- _What you are asked to do_: Each line that contains the string "spectrum" counts once; report how many such lines appear in the data, as a number only.
— Start of Entries —
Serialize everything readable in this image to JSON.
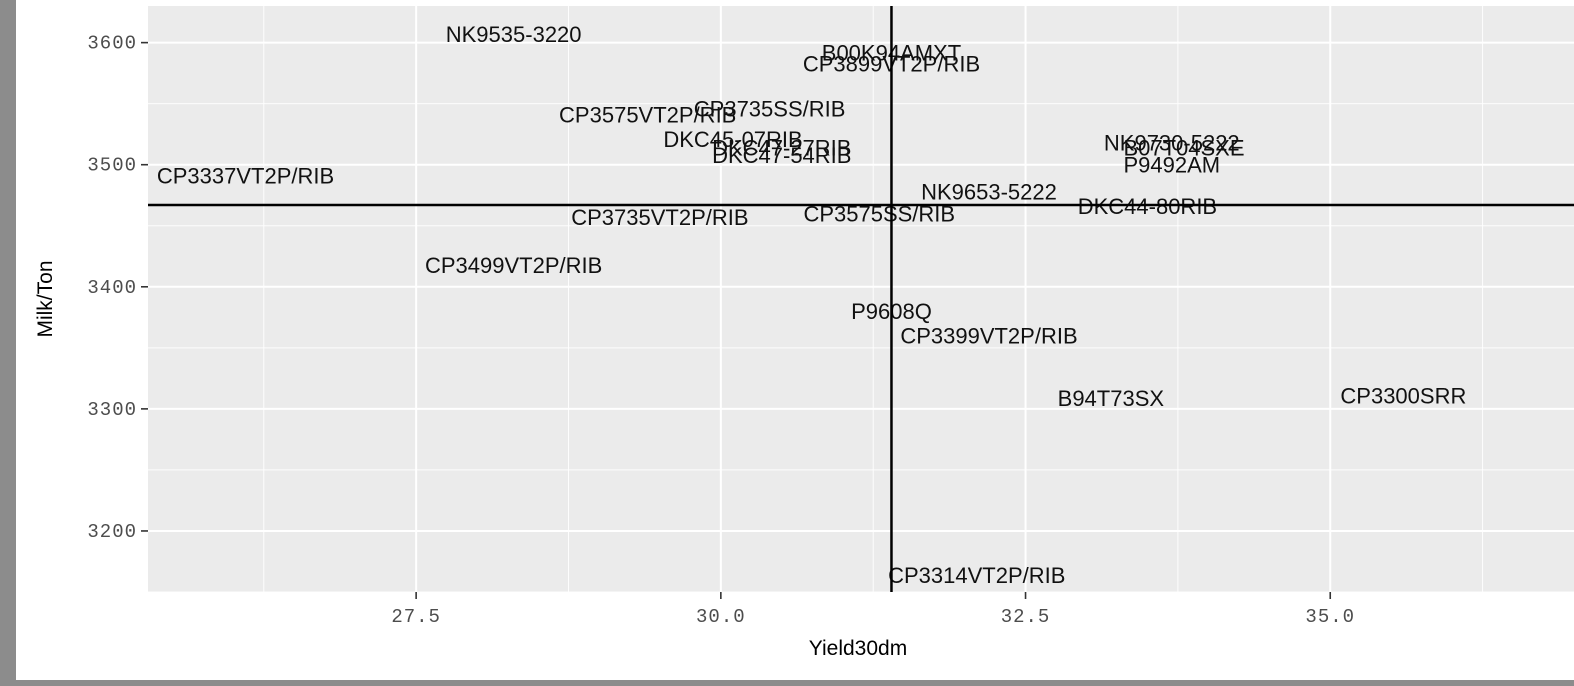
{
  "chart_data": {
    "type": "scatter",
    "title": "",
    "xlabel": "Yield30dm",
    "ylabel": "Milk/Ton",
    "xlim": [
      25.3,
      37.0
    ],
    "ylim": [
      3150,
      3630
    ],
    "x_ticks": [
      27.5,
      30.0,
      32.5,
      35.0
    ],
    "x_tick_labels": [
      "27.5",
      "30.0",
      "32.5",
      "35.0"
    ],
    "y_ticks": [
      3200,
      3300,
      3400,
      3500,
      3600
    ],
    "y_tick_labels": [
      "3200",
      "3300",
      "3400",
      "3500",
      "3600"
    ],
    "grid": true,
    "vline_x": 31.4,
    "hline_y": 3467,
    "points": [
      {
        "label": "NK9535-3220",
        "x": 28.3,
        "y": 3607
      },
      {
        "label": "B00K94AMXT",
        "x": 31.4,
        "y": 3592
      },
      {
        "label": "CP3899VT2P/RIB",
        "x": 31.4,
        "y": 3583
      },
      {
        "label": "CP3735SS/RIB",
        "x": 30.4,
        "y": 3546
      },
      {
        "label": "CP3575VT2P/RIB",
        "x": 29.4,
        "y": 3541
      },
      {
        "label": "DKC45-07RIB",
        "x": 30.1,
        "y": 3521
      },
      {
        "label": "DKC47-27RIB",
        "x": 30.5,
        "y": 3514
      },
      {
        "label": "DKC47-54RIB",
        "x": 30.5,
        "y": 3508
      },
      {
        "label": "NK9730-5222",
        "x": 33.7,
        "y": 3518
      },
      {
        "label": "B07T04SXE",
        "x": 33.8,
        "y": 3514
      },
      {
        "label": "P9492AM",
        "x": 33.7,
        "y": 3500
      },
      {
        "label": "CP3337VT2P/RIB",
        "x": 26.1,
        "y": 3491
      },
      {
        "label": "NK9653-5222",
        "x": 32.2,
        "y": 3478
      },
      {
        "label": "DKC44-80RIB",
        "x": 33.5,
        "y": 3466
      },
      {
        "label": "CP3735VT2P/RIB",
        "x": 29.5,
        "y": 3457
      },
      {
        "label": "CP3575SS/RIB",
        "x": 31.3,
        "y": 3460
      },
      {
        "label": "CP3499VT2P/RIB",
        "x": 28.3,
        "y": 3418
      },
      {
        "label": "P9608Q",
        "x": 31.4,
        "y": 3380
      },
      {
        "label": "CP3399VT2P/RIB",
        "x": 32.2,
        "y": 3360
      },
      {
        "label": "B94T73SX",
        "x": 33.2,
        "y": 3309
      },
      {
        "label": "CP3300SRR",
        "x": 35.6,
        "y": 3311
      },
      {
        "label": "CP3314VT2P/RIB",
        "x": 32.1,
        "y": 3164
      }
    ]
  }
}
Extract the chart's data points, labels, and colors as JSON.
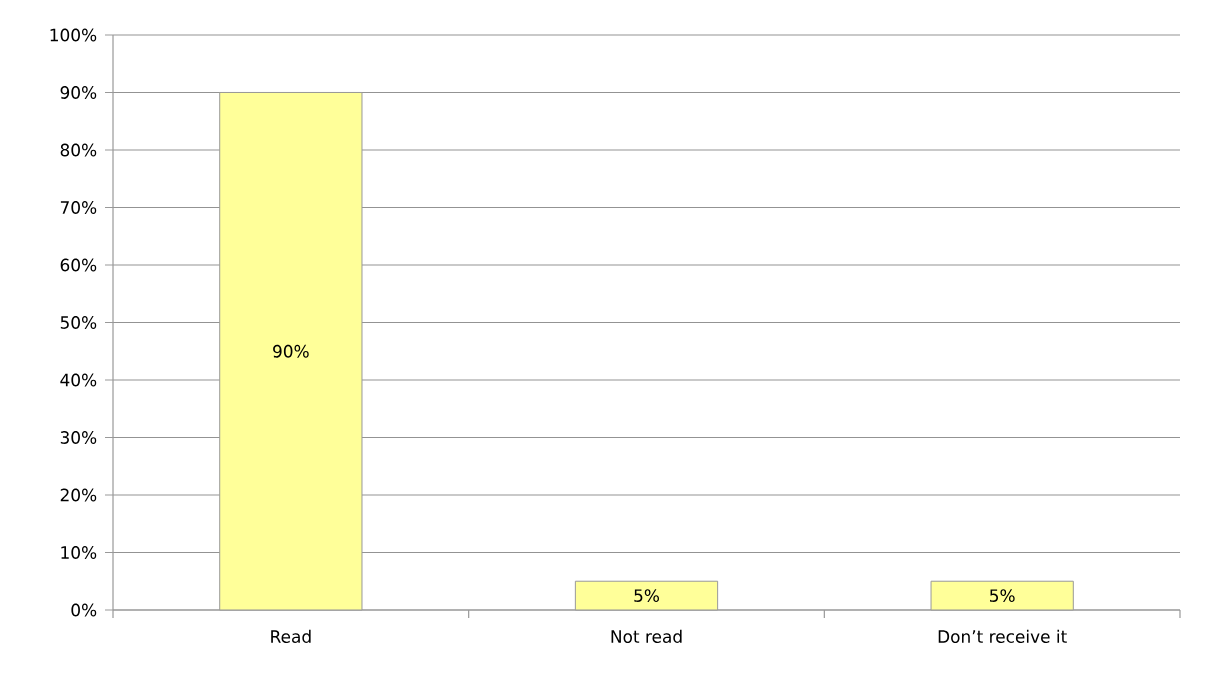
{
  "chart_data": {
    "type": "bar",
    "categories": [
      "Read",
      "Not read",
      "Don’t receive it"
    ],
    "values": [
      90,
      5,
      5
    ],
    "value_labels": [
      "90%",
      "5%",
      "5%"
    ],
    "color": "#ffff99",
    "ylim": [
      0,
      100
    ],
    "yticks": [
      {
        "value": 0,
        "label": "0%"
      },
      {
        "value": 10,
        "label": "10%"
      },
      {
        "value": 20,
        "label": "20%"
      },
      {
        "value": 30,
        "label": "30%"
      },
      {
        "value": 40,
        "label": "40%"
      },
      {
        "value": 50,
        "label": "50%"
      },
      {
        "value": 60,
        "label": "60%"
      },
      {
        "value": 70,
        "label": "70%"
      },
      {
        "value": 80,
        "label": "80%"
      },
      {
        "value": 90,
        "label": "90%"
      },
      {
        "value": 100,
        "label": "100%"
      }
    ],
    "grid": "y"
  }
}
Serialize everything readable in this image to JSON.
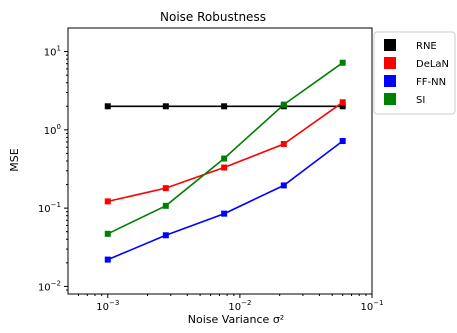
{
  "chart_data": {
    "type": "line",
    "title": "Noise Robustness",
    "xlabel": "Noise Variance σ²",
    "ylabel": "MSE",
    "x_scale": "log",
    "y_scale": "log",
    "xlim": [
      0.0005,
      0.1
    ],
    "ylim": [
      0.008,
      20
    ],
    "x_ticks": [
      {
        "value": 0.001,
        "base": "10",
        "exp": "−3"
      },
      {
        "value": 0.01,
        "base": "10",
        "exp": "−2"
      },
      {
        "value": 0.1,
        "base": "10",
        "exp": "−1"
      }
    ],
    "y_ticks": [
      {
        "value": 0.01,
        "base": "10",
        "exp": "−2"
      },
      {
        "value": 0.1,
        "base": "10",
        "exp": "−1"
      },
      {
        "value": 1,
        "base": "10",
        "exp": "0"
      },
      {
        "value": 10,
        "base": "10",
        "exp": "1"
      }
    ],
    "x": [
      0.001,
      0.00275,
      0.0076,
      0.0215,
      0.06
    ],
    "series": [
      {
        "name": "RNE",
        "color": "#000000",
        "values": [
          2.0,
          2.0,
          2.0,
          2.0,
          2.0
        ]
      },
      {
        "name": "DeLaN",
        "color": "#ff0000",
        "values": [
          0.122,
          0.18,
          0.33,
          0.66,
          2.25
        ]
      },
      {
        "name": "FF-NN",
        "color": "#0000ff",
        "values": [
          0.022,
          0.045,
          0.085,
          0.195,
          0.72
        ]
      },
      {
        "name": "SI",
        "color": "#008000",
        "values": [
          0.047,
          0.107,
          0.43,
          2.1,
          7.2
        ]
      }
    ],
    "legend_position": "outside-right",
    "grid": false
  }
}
— End of Entries —
— Start of Entries —
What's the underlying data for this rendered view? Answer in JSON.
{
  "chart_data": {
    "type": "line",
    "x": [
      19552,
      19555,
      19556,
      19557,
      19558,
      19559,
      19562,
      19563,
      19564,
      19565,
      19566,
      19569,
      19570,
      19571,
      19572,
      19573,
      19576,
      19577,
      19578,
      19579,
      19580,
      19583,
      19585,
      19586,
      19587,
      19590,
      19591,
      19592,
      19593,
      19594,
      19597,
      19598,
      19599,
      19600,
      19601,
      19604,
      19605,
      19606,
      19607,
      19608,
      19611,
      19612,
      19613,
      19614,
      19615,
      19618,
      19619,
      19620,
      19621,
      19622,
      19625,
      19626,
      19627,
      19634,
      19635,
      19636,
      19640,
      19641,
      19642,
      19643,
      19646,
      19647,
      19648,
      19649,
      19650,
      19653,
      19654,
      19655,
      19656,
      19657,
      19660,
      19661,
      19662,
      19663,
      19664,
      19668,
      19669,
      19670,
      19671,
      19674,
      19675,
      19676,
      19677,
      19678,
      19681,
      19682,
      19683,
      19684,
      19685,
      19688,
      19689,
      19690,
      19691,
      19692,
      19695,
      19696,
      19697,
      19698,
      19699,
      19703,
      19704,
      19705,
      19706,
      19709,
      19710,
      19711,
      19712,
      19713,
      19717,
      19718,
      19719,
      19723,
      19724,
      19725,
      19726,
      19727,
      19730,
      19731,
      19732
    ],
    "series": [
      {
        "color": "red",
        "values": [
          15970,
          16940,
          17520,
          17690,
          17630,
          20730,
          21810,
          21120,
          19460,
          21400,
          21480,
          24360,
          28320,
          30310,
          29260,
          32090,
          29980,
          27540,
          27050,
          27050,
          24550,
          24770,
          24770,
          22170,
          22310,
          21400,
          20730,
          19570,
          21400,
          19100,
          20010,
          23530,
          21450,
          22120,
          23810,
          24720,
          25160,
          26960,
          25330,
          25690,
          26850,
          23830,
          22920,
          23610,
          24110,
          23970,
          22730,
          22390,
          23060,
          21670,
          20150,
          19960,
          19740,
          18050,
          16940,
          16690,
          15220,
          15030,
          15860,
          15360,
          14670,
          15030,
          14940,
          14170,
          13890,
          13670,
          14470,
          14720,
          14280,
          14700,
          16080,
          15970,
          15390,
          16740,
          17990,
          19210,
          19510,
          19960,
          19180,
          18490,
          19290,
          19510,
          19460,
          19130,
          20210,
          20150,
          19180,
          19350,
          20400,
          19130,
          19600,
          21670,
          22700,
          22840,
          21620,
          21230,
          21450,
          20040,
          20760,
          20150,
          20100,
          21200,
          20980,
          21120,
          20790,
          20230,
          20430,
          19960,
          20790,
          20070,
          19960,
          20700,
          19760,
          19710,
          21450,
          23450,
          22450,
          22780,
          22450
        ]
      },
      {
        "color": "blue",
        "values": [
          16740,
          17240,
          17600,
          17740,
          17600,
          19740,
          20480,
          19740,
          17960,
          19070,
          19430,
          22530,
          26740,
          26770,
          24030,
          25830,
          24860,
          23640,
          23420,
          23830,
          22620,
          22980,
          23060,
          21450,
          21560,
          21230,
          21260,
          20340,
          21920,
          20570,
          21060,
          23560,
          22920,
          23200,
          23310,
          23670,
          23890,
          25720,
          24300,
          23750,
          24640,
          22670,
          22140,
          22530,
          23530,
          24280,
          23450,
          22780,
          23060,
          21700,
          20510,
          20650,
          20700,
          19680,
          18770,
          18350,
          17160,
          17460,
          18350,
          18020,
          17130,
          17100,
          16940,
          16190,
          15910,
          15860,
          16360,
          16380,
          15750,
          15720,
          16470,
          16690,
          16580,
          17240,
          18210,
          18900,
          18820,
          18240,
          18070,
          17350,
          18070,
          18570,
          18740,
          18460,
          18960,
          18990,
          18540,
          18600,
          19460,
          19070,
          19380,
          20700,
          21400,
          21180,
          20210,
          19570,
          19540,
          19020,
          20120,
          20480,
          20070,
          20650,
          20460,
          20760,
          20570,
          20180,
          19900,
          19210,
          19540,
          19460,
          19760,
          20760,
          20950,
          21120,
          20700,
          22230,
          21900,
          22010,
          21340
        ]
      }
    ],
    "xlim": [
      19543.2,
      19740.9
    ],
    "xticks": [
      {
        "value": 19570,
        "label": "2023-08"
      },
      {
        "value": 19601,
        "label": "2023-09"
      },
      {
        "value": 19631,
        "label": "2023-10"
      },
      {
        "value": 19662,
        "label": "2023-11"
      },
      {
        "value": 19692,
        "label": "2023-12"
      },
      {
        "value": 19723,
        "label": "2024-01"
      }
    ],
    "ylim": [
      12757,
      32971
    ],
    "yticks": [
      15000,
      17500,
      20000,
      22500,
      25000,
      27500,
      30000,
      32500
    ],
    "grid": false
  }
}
— End of Entries —
— Start of Entries —
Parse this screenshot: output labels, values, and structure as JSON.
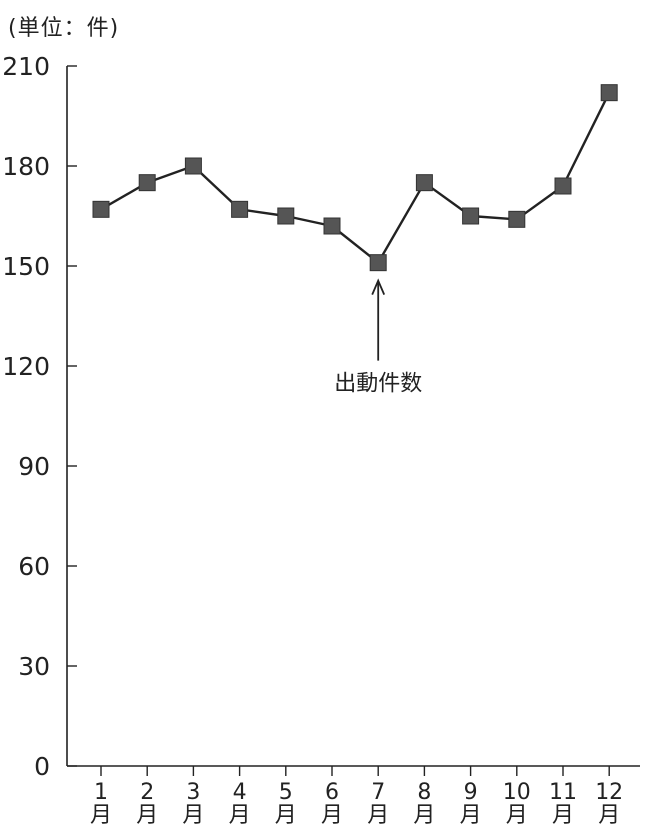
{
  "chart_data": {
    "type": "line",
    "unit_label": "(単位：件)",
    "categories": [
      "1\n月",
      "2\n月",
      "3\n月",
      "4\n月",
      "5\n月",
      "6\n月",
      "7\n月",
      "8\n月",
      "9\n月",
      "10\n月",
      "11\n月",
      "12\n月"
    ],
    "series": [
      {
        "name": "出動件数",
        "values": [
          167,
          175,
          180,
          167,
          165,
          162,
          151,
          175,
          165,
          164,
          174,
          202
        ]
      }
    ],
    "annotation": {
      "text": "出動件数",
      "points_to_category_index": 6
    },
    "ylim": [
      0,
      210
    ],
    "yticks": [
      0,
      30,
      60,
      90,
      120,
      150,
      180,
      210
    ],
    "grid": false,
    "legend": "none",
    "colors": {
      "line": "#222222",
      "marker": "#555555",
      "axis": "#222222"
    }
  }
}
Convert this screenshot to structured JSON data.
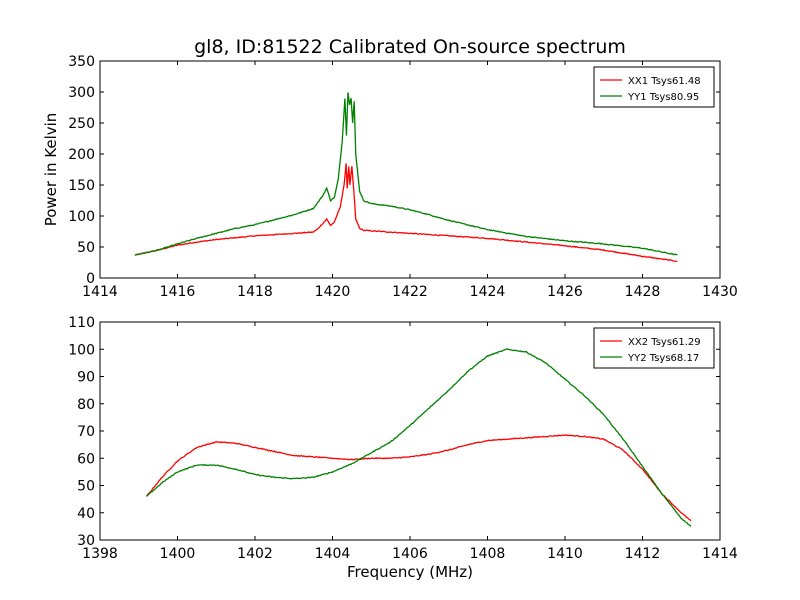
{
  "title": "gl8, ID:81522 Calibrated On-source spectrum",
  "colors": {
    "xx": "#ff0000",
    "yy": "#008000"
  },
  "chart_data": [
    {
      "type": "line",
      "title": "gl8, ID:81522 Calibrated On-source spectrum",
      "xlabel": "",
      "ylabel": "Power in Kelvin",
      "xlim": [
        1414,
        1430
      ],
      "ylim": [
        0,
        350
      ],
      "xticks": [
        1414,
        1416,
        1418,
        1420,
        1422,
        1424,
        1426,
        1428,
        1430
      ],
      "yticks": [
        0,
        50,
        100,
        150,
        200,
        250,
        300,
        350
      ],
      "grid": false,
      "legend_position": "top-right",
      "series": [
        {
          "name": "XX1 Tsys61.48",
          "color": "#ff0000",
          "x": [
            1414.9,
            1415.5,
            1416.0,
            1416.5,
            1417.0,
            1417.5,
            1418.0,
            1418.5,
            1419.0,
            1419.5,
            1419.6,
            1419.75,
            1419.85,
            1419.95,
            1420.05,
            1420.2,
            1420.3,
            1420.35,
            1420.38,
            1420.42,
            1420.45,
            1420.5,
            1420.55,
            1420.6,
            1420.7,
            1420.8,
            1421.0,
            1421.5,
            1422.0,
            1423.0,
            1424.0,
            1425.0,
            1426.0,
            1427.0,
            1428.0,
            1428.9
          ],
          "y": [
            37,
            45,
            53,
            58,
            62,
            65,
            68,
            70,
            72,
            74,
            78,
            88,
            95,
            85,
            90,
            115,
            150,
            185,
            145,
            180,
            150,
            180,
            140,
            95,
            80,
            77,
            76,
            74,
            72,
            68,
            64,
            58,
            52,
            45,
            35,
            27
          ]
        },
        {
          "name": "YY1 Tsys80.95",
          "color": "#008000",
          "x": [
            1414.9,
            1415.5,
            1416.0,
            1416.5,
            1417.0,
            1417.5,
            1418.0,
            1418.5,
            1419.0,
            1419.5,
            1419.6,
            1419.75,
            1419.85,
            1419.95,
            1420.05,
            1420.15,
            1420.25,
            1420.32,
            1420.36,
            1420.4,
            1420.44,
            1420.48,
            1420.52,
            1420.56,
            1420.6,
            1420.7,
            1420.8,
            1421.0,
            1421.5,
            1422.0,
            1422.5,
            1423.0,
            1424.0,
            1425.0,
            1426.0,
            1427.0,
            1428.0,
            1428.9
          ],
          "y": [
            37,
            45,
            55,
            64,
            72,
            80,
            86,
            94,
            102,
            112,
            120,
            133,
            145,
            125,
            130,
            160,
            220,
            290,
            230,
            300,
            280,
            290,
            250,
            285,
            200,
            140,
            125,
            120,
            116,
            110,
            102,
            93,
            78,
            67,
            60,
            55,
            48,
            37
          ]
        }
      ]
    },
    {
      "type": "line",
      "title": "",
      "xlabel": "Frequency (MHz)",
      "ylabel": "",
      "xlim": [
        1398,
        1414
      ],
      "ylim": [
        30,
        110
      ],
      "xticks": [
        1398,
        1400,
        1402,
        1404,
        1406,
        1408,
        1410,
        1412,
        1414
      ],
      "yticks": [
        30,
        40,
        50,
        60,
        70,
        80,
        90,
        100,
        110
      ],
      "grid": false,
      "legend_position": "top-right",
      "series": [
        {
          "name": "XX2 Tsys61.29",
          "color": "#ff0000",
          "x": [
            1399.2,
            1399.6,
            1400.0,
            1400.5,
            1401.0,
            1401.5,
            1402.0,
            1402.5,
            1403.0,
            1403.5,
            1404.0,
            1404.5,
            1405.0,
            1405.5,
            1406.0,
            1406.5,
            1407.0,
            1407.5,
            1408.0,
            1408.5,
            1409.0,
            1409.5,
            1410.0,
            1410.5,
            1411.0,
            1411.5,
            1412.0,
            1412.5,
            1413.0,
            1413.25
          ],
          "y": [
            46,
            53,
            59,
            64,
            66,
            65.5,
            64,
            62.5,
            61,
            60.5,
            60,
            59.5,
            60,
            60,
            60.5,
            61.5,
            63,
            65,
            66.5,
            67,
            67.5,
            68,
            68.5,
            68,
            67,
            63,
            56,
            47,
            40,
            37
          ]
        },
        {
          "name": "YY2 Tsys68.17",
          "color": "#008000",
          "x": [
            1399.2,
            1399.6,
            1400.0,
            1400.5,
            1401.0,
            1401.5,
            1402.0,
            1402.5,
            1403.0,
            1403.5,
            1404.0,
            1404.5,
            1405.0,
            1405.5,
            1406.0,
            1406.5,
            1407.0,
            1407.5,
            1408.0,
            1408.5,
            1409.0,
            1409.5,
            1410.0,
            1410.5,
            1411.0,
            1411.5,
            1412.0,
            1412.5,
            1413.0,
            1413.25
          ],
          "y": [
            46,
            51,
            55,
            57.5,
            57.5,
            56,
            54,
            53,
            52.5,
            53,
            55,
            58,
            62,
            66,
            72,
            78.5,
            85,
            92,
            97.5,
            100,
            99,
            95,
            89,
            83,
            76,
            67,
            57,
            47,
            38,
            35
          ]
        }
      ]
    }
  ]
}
— End of Entries —
- _Expected answer_: 2